What is expected:
Return each line of the records holding the string "ciśnienie".

[START OF Dataset excerpts]

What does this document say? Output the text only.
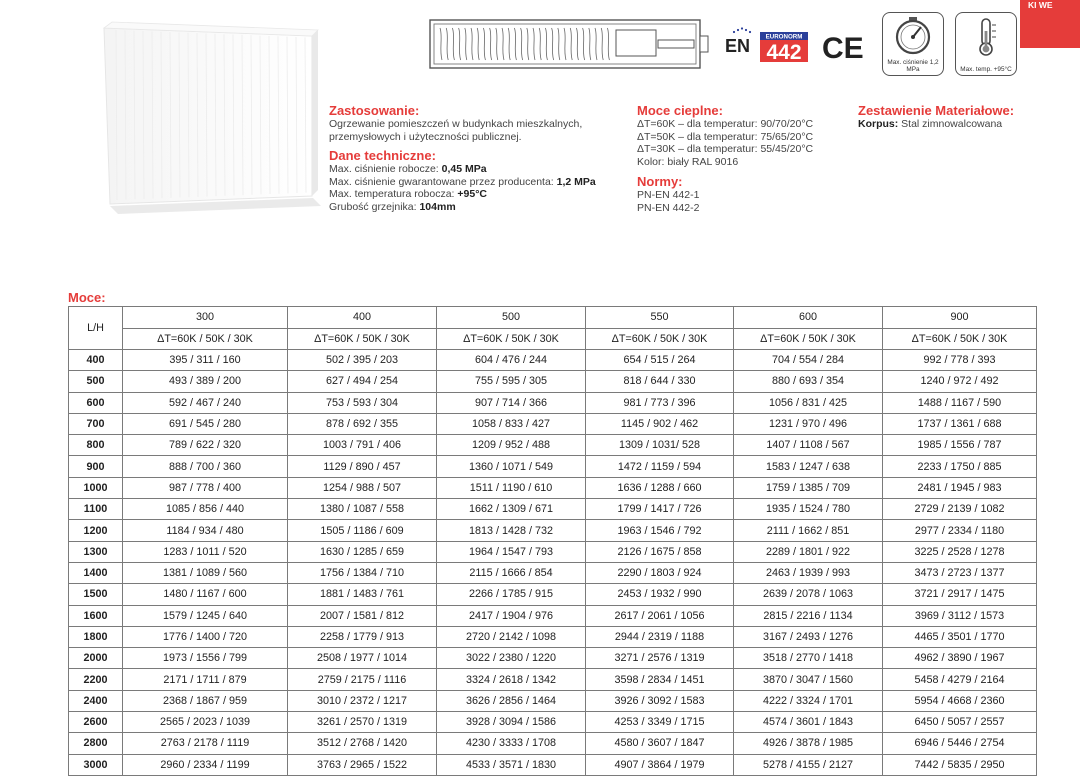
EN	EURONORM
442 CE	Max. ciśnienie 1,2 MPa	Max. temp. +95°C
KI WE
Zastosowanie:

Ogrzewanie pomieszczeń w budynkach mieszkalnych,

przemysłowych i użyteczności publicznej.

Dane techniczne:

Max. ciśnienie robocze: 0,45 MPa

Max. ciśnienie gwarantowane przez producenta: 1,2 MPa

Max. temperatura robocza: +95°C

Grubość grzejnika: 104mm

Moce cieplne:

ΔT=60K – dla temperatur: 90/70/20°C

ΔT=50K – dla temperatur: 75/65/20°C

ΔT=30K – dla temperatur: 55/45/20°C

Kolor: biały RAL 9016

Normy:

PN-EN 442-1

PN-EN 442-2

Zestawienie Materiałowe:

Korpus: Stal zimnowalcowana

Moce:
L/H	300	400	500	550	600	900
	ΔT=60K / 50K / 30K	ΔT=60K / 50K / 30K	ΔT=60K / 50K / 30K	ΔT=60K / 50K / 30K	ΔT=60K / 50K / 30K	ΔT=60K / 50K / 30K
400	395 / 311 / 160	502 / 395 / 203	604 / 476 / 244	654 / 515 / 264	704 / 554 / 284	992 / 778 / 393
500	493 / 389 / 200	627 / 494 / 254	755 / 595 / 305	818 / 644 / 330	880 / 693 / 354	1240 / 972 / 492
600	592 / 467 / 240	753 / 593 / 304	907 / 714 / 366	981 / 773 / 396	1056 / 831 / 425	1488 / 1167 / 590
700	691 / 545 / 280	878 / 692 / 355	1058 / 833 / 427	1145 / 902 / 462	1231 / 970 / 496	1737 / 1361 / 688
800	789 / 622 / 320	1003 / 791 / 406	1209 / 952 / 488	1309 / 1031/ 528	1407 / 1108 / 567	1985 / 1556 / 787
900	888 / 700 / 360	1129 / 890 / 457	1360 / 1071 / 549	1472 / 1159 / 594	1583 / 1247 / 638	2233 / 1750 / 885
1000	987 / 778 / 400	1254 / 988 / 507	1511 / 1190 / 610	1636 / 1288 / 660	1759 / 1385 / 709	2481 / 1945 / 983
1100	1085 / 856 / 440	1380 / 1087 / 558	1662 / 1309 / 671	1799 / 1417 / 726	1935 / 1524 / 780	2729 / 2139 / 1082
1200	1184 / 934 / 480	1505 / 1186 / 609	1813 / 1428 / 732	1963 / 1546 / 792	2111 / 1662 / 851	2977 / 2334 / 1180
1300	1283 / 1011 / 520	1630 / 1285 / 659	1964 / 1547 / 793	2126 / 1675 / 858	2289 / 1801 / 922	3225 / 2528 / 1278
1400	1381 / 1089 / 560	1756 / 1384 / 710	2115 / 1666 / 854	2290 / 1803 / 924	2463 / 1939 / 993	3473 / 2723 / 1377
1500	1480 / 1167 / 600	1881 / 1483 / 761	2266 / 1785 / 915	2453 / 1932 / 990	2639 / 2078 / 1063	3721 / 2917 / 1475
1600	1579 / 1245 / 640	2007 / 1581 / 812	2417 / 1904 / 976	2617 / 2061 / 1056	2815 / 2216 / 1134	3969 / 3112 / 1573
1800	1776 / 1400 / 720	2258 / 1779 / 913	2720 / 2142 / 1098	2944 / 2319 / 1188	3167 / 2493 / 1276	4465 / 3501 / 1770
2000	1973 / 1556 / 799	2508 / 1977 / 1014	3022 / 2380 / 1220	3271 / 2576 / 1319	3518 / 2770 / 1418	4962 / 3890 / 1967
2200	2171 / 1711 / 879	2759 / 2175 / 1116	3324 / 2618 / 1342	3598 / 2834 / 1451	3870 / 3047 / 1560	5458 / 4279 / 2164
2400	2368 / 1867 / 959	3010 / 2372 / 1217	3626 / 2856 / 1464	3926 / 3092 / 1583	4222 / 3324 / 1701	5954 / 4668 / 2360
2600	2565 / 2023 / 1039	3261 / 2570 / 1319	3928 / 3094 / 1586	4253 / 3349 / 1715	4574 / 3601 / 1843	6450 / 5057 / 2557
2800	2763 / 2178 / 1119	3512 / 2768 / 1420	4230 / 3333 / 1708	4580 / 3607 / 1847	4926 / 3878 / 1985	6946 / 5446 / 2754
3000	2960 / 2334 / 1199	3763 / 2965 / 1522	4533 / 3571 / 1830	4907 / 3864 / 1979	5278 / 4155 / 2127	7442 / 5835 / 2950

[END OF Dataset excerpts]

Output of the exercise:
442 CE	Max. ciśnienie 1,2 MPa	Max. temp. +95°C
Max. ciśnienie robocze: 0,45 MPa
Max. ciśnienie gwarantowane przez producenta: 1,2 MPa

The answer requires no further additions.